TASK STATEMENT —
Gather from the listing below each line that includes the word "data", and copy it.

RECORDED INFORMATION —
•••••
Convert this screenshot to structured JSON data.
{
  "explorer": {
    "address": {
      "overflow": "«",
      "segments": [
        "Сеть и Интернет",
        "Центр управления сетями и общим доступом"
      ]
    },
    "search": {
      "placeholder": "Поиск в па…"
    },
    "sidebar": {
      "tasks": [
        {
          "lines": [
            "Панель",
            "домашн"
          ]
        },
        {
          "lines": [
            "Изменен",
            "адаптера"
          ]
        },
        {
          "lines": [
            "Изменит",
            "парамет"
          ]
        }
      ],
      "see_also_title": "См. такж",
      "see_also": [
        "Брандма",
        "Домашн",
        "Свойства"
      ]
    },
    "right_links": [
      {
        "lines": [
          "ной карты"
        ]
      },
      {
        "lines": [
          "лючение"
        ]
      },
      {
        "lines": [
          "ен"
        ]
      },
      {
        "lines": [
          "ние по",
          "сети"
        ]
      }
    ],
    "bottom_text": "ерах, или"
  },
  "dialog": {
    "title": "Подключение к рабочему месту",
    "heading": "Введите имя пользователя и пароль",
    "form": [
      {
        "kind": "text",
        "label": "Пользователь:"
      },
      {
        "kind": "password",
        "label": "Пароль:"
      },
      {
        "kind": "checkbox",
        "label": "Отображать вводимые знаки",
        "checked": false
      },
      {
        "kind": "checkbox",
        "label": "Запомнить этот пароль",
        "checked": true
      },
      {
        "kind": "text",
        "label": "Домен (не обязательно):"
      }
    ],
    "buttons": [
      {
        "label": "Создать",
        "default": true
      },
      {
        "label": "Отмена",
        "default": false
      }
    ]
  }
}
•••••
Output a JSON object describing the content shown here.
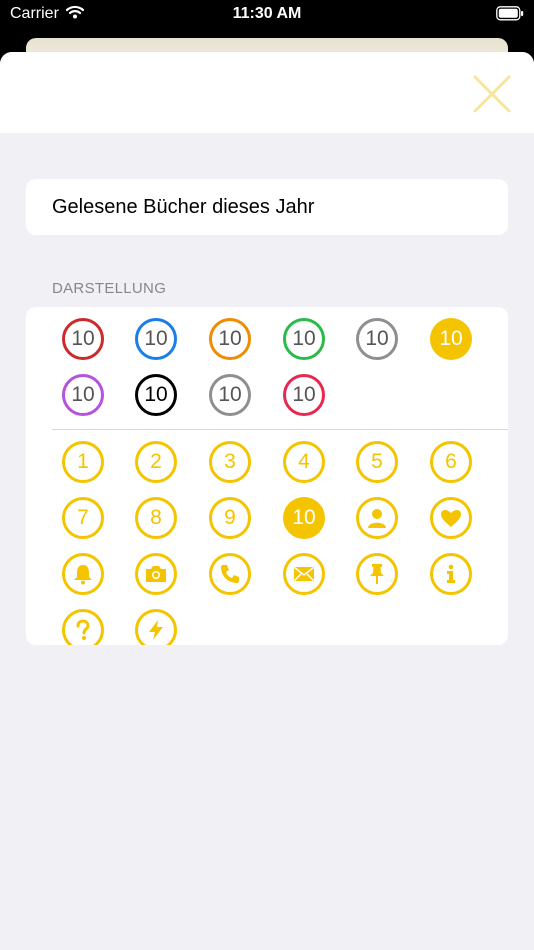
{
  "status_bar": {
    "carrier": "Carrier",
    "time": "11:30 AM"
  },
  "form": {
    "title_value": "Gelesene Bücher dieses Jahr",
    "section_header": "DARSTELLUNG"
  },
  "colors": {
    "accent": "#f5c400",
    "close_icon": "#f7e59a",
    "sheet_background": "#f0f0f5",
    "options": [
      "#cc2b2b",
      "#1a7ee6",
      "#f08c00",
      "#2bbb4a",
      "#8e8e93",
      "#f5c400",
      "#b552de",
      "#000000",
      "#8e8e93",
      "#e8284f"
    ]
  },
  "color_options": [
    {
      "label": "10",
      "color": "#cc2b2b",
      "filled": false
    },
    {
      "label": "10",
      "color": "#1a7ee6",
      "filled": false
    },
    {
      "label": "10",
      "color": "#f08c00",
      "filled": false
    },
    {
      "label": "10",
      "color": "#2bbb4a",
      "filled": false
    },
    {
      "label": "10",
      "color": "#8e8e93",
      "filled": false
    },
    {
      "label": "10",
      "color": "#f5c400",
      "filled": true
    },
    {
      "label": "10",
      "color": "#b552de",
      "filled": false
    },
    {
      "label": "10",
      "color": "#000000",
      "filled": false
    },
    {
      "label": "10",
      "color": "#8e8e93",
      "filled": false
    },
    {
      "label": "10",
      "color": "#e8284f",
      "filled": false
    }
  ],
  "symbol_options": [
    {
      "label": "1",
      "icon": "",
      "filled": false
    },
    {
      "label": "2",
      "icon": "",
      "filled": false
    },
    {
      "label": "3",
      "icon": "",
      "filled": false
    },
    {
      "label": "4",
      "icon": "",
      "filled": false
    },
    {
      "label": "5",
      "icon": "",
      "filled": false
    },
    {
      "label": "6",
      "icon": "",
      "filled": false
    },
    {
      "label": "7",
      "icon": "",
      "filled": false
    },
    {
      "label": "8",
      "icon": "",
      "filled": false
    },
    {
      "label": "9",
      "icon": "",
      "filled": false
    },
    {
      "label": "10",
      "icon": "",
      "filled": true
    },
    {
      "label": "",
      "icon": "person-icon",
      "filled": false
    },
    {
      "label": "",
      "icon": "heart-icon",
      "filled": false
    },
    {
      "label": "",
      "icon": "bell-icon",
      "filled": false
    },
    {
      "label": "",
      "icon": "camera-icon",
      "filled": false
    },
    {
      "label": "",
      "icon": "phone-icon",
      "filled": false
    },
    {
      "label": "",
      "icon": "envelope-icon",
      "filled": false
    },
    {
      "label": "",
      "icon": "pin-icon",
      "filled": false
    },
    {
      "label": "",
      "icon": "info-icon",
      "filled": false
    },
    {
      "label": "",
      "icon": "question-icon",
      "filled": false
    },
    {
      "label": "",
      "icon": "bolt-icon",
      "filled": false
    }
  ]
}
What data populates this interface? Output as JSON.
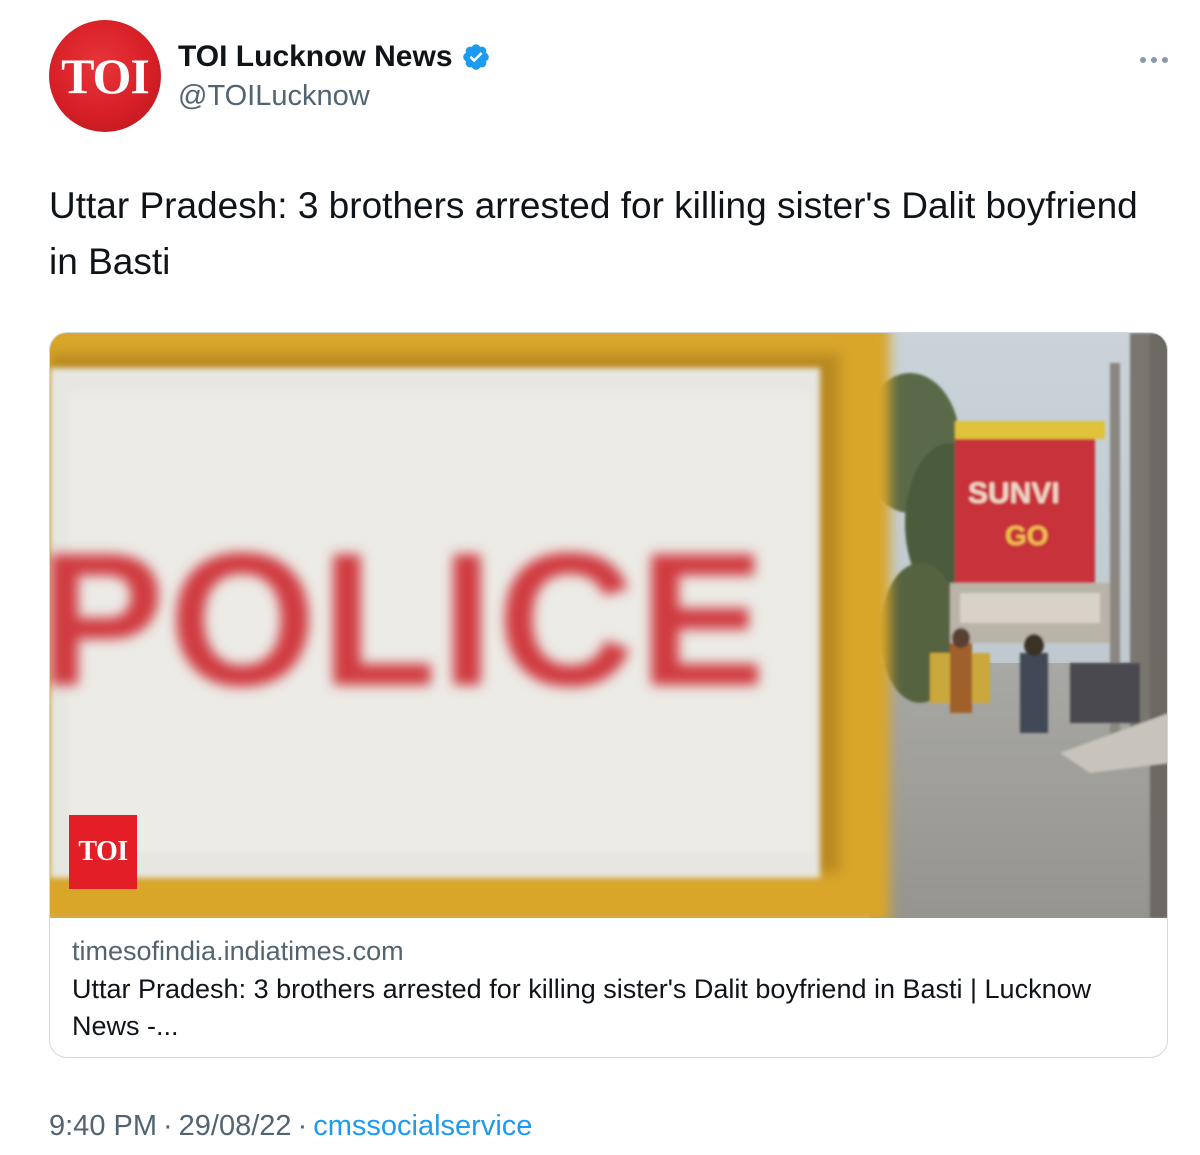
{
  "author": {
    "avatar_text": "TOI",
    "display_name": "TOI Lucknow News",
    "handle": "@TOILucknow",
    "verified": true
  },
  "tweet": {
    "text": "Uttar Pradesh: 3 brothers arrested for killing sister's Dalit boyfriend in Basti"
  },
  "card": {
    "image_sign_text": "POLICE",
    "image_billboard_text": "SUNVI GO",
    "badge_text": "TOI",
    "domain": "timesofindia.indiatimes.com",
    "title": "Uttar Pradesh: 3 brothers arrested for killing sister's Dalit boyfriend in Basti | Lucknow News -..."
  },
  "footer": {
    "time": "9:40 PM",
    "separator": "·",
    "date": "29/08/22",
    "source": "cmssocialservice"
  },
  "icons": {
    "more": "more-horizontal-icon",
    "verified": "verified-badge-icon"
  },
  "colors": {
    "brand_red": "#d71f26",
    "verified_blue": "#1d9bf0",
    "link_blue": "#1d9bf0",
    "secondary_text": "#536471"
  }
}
•••••
FULL RESPONSE —
Convert this screenshot to structured JSON data.
What data populates this interface? Output as JSON.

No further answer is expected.